─── Excerpted text ───

In this article, you learned how to:

  • Set up tracing in your AI application using the Azure AI Inference SDK and OpenTelemetry.
  • Configure the OTLP trace exporter to send trace data to the local collector server.
  • Run your application to generate trace data and view traces in the AI Toolkit webview.
  • Use the tracing feature with multiple SDKs and languages, including Python and TypeScript/JavaScript, and non-Microsoft tools via OTLP.
  • Instrument various AI frameworks (Anthropic, Gemini, LangChain, OpenAI, and more) using provided code snippets.

─── Excerpted records ───

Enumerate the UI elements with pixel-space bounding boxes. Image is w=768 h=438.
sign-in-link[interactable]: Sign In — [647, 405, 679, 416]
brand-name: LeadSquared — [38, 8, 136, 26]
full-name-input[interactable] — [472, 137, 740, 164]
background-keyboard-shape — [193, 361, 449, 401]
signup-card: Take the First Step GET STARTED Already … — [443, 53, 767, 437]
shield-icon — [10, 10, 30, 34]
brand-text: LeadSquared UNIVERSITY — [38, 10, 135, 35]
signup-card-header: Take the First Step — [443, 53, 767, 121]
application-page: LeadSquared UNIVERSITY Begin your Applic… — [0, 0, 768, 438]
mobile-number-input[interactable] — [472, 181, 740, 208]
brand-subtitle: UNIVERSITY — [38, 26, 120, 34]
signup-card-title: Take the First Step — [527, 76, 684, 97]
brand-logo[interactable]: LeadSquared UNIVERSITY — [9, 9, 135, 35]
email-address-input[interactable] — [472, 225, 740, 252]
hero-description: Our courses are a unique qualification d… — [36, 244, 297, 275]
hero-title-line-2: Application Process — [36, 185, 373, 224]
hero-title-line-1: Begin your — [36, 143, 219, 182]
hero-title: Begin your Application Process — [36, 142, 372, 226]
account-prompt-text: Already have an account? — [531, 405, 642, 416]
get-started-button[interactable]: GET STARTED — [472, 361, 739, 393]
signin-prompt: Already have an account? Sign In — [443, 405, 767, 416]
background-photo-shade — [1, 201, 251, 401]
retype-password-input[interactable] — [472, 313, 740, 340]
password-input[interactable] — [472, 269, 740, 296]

───

**Exercise requirements**
- 1) Write out the part of the tracing summary between "In this article, you" and "local collector server.", inclusive.
- 2) Please pick up the tracing summary at the point where it stops and carry it on.
This material has no connection to the tracing summary.

**Task results**
- 1)
In this article, you learned how to:

  • Set up tracing in your AI application using the Azure AI Inference SDK and OpenTelemetry.
  • Configure the OTLP trace exporter to send trace data to the local collector server.

- 2)
  • Use the tracing webview UI, including the Start Collector and Refresh buttons, to manage trace data.
  • Set up your development environment, including environment variables and package installation, to enable tracing.
  • Analyze the execution flow of your app using the span tree and details view, including generative AI message flow and metadata.